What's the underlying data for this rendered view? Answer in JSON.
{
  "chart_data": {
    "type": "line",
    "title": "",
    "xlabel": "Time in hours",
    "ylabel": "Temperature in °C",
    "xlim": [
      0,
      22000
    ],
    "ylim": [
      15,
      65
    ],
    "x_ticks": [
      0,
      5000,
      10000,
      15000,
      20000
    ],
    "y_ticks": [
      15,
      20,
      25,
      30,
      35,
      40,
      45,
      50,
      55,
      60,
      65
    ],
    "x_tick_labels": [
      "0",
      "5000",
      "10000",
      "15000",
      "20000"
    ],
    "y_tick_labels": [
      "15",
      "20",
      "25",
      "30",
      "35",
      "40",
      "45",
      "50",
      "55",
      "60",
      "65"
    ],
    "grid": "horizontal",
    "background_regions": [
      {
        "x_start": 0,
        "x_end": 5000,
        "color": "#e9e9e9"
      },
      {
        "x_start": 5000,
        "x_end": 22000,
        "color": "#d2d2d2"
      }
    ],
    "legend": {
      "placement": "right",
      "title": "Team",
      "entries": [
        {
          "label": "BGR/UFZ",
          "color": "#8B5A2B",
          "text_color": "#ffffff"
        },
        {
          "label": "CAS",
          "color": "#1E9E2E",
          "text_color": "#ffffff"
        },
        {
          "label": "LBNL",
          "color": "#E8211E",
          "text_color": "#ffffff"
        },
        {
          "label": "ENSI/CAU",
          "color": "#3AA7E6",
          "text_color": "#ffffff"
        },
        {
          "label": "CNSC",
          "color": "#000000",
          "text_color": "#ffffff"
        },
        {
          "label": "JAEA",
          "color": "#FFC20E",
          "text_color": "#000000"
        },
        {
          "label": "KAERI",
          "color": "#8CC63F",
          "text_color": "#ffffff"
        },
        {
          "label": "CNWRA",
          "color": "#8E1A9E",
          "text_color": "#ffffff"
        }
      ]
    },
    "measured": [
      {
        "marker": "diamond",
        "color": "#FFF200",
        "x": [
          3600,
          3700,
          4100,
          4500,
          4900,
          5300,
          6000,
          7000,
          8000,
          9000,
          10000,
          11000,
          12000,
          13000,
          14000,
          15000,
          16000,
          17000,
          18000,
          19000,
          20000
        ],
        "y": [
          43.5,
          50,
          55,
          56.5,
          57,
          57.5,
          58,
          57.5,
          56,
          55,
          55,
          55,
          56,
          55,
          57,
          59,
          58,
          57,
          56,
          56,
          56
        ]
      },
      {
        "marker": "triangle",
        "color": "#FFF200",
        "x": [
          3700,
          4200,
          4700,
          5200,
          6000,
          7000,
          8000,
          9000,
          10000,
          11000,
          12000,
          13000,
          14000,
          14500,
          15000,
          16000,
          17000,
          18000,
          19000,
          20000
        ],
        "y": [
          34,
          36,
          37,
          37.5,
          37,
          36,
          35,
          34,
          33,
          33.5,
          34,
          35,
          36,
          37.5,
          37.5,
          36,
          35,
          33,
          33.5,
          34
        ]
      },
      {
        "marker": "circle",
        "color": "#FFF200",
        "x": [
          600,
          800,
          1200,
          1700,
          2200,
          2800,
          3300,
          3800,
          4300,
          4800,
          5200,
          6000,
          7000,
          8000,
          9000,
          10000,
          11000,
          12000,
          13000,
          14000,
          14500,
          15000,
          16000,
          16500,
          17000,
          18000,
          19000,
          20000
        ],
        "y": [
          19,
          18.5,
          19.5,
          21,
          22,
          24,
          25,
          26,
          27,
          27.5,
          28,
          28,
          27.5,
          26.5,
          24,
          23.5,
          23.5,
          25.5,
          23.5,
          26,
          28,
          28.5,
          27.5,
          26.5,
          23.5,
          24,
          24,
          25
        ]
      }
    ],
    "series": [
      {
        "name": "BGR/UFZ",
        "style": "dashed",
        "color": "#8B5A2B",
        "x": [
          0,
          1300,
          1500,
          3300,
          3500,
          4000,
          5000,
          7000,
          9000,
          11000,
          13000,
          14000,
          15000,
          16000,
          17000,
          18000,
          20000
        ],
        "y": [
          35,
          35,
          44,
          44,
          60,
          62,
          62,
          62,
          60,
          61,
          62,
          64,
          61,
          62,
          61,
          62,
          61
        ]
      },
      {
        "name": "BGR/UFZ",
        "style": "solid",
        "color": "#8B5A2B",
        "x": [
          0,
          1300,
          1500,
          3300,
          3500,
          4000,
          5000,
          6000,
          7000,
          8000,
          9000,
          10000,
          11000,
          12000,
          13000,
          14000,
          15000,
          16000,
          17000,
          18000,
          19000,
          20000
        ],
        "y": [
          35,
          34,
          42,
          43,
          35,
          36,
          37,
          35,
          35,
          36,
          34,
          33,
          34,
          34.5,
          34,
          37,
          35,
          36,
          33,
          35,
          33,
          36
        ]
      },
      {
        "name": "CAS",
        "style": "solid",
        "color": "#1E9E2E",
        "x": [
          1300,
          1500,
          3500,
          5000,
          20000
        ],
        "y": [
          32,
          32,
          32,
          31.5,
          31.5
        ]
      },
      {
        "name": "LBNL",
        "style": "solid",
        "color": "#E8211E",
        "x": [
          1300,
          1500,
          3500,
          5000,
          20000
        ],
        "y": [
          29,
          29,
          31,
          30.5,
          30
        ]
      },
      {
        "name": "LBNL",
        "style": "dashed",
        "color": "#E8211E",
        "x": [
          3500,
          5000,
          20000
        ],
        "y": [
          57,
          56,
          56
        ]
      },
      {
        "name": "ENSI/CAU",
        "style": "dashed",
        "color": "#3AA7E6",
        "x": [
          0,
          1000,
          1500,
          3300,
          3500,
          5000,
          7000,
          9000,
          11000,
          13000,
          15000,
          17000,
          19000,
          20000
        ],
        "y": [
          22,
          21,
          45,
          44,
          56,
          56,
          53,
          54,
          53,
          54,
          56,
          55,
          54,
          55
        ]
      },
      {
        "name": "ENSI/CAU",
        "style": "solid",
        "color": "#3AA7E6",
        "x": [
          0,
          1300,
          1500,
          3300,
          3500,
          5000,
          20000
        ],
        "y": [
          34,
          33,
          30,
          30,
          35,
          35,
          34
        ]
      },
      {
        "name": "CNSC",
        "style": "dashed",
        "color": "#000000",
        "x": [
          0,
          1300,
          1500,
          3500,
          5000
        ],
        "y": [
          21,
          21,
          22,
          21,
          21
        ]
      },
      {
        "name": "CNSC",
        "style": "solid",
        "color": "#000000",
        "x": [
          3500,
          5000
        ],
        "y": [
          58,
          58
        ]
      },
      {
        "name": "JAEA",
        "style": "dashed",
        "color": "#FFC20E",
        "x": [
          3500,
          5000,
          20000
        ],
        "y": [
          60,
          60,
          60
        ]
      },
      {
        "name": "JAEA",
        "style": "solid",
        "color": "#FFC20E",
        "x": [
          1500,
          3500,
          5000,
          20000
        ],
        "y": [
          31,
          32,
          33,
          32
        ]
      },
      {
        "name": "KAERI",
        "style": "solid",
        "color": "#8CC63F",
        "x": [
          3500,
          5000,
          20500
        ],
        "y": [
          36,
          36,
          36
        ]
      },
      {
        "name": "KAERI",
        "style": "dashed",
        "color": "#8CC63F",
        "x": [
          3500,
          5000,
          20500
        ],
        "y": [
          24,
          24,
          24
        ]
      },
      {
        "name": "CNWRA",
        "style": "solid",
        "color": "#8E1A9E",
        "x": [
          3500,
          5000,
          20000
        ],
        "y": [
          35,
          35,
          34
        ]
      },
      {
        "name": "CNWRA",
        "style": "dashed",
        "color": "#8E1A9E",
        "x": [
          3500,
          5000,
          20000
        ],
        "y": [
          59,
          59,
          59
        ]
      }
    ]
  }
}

-=-=-=-=-

### Exercise prompt:
Repeat back the data above, exact to the last character.

### Solution to this exercise:
What's the underlying data for this rendered view? Answer in JSON.
{
  "chart_data": {
    "type": "line",
    "title": "",
    "xlabel": "Time in hours",
    "ylabel": "Temperature in °C",
    "xlim": [
      0,
      22000
    ],
    "ylim": [
      15,
      65
    ],
    "x_ticks": [
      0,
      5000,
      10000,
      15000,
      20000
    ],
    "y_ticks": [
      15,
      20,
      25,
      30,
      35,
      40,
      45,
      50,
      55,
      60,
      65
    ],
    "x_tick_labels": [
      "0",
      "5000",
      "10000",
      "15000",
      "20000"
    ],
    "y_tick_labels": [
      "15",
      "20",
      "25",
      "30",
      "35",
      "40",
      "45",
      "50",
      "55",
      "60",
      "65"
    ],
    "grid": "horizontal",
    "background_regions": [
      {
        "x_start": 0,
        "x_end": 5000,
        "color": "#e9e9e9"
      },
      {
        "x_start": 5000,
        "x_end": 22000,
        "color": "#d2d2d2"
      }
    ],
    "legend": {
      "placement": "right",
      "title": "Team",
      "entries": [
        {
          "label": "BGR/UFZ",
          "color": "#8B5A2B",
          "text_color": "#ffffff"
        },
        {
          "label": "CAS",
          "color": "#1E9E2E",
          "text_color": "#ffffff"
        },
        {
          "label": "LBNL",
          "color": "#E8211E",
          "text_color": "#ffffff"
        },
        {
          "label": "ENSI/CAU",
          "color": "#3AA7E6",
          "text_color": "#ffffff"
        },
        {
          "label": "CNSC",
          "color": "#000000",
          "text_color": "#ffffff"
        },
        {
          "label": "JAEA",
          "color": "#FFC20E",
          "text_color": "#000000"
        },
        {
          "label": "KAERI",
          "color": "#8CC63F",
          "text_color": "#ffffff"
        },
        {
          "label": "CNWRA",
          "color": "#8E1A9E",
          "text_color": "#ffffff"
        }
      ]
    },
    "measured": [
      {
        "marker": "diamond",
        "color": "#FFF200",
        "x": [
          3600,
          3700,
          4100,
          4500,
          4900,
          5300,
          6000,
          7000,
          8000,
          9000,
          10000,
          11000,
          12000,
          13000,
          14000,
          15000,
          16000,
          17000,
          18000,
          19000,
          20000
        ],
        "y": [
          43.5,
          50,
          55,
          56.5,
          57,
          57.5,
          58,
          57.5,
          56,
          55,
          55,
          55,
          56,
          55,
          57,
          59,
          58,
          57,
          56,
          56,
          56
        ]
      },
      {
        "marker": "triangle",
        "color": "#FFF200",
        "x": [
          3700,
          4200,
          4700,
          5200,
          6000,
          7000,
          8000,
          9000,
          10000,
          11000,
          12000,
          13000,
          14000,
          14500,
          15000,
          16000,
          17000,
          18000,
          19000,
          20000
        ],
        "y": [
          34,
          36,
          37,
          37.5,
          37,
          36,
          35,
          34,
          33,
          33.5,
          34,
          35,
          36,
          37.5,
          37.5,
          36,
          35,
          33,
          33.5,
          34
        ]
      },
      {
        "marker": "circle",
        "color": "#FFF200",
        "x": [
          600,
          800,
          1200,
          1700,
          2200,
          2800,
          3300,
          3800,
          4300,
          4800,
          5200,
          6000,
          7000,
          8000,
          9000,
          10000,
          11000,
          12000,
          13000,
          14000,
          14500,
          15000,
          16000,
          16500,
          17000,
          18000,
          19000,
          20000
        ],
        "y": [
          19,
          18.5,
          19.5,
          21,
          22,
          24,
          25,
          26,
          27,
          27.5,
          28,
          28,
          27.5,
          26.5,
          24,
          23.5,
          23.5,
          25.5,
          23.5,
          26,
          28,
          28.5,
          27.5,
          26.5,
          23.5,
          24,
          24,
          25
        ]
      }
    ],
    "series": [
      {
        "name": "BGR/UFZ",
        "style": "dashed",
        "color": "#8B5A2B",
        "x": [
          0,
          1300,
          1500,
          3300,
          3500,
          4000,
          5000,
          7000,
          9000,
          11000,
          13000,
          14000,
          15000,
          16000,
          17000,
          18000,
          20000
        ],
        "y": [
          35,
          35,
          44,
          44,
          60,
          62,
          62,
          62,
          60,
          61,
          62,
          64,
          61,
          62,
          61,
          62,
          61
        ]
      },
      {
        "name": "BGR/UFZ",
        "style": "solid",
        "color": "#8B5A2B",
        "x": [
          0,
          1300,
          1500,
          3300,
          3500,
          4000,
          5000,
          6000,
          7000,
          8000,
          9000,
          10000,
          11000,
          12000,
          13000,
          14000,
          15000,
          16000,
          17000,
          18000,
          19000,
          20000
        ],
        "y": [
          35,
          34,
          42,
          43,
          35,
          36,
          37,
          35,
          35,
          36,
          34,
          33,
          34,
          34.5,
          34,
          37,
          35,
          36,
          33,
          35,
          33,
          36
        ]
      },
      {
        "name": "CAS",
        "style": "solid",
        "color": "#1E9E2E",
        "x": [
          1300,
          1500,
          3500,
          5000,
          20000
        ],
        "y": [
          32,
          32,
          32,
          31.5,
          31.5
        ]
      },
      {
        "name": "LBNL",
        "style": "solid",
        "color": "#E8211E",
        "x": [
          1300,
          1500,
          3500,
          5000,
          20000
        ],
        "y": [
          29,
          29,
          31,
          30.5,
          30
        ]
      },
      {
        "name": "LBNL",
        "style": "dashed",
        "color": "#E8211E",
        "x": [
          3500,
          5000,
          20000
        ],
        "y": [
          57,
          56,
          56
        ]
      },
      {
        "name": "ENSI/CAU",
        "style": "dashed",
        "color": "#3AA7E6",
        "x": [
          0,
          1000,
          1500,
          3300,
          3500,
          5000,
          7000,
          9000,
          11000,
          13000,
          15000,
          17000,
          19000,
          20000
        ],
        "y": [
          22,
          21,
          45,
          44,
          56,
          56,
          53,
          54,
          53,
          54,
          56,
          55,
          54,
          55
        ]
      },
      {
        "name": "ENSI/CAU",
        "style": "solid",
        "color": "#3AA7E6",
        "x": [
          0,
          1300,
          1500,
          3300,
          3500,
          5000,
          20000
        ],
        "y": [
          34,
          33,
          30,
          30,
          35,
          35,
          34
        ]
      },
      {
        "name": "CNSC",
        "style": "dashed",
        "color": "#000000",
        "x": [
          0,
          1300,
          1500,
          3500,
          5000
        ],
        "y": [
          21,
          21,
          22,
          21,
          21
        ]
      },
      {
        "name": "CNSC",
        "style": "solid",
        "color": "#000000",
        "x": [
          3500,
          5000
        ],
        "y": [
          58,
          58
        ]
      },
      {
        "name": "JAEA",
        "style": "dashed",
        "color": "#FFC20E",
        "x": [
          3500,
          5000,
          20000
        ],
        "y": [
          60,
          60,
          60
        ]
      },
      {
        "name": "JAEA",
        "style": "solid",
        "color": "#FFC20E",
        "x": [
          1500,
          3500,
          5000,
          20000
        ],
        "y": [
          31,
          32,
          33,
          32
        ]
      },
      {
        "name": "KAERI",
        "style": "solid",
        "color": "#8CC63F",
        "x": [
          3500,
          5000,
          20500
        ],
        "y": [
          36,
          36,
          36
        ]
      },
      {
        "name": "KAERI",
        "style": "dashed",
        "color": "#8CC63F",
        "x": [
          3500,
          5000,
          20500
        ],
        "y": [
          24,
          24,
          24
        ]
      },
      {
        "name": "CNWRA",
        "style": "solid",
        "color": "#8E1A9E",
        "x": [
          3500,
          5000,
          20000
        ],
        "y": [
          35,
          35,
          34
        ]
      },
      {
        "name": "CNWRA",
        "style": "dashed",
        "color": "#8E1A9E",
        "x": [
          3500,
          5000,
          20000
        ],
        "y": [
          59,
          59,
          59
        ]
      }
    ]
  }
}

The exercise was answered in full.